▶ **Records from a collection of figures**
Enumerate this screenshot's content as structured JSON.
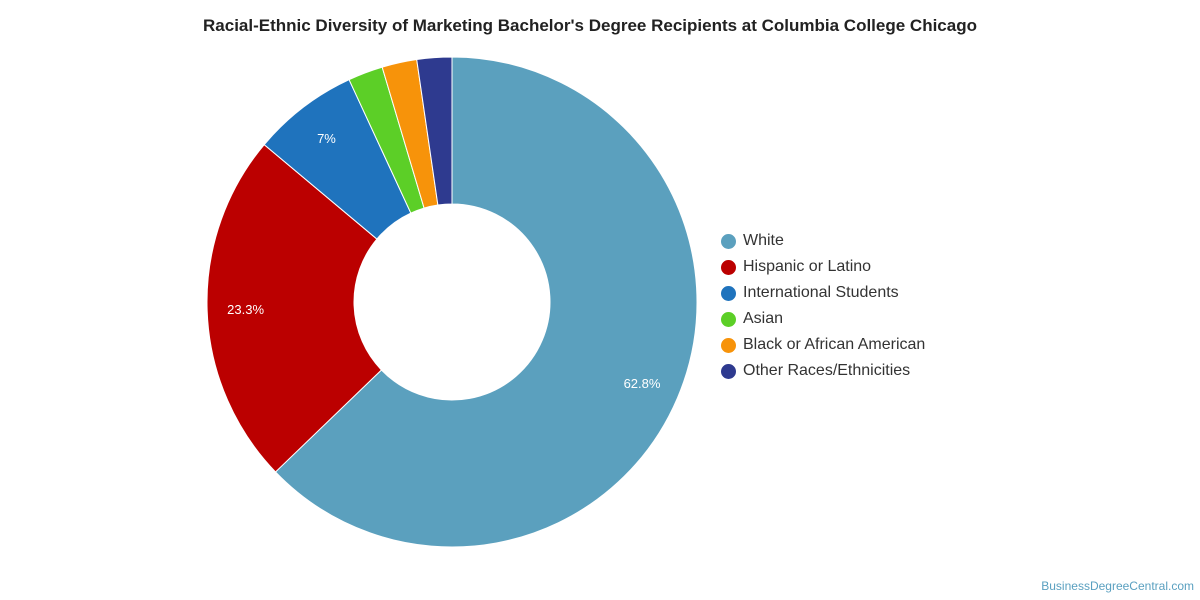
{
  "chart_data": {
    "type": "pie",
    "title": "Racial-Ethnic Diversity of Marketing Bachelor's Degree Recipients at Columbia College Chicago",
    "donut": true,
    "legend_position": "right",
    "slices": [
      {
        "name": "White",
        "value": 62.8,
        "label": "62.8%",
        "color": "#5ba0be"
      },
      {
        "name": "Hispanic or Latino",
        "value": 23.3,
        "label": "23.3%",
        "color": "#bb0000"
      },
      {
        "name": "International Students",
        "value": 7.0,
        "label": "7%",
        "color": "#1f73bd"
      },
      {
        "name": "Asian",
        "value": 2.3,
        "label": "",
        "color": "#5ccf27"
      },
      {
        "name": "Black or African American",
        "value": 2.3,
        "label": "",
        "color": "#f7930a"
      },
      {
        "name": "Other Races/Ethnicities",
        "value": 2.3,
        "label": "",
        "color": "#2e3a8f"
      }
    ]
  },
  "watermark": "BusinessDegreeCentral.com"
}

▶ **TASK TO COMPLETE**
From the data above, copy each line where the string "color" appears.

▶ **THE RESPONSE**
        "color": "#5ba0be"
        "color": "#bb0000"
        "color": "#1f73bd"
        "color": "#5ccf27"
        "color": "#f7930a"
        "color": "#2e3a8f"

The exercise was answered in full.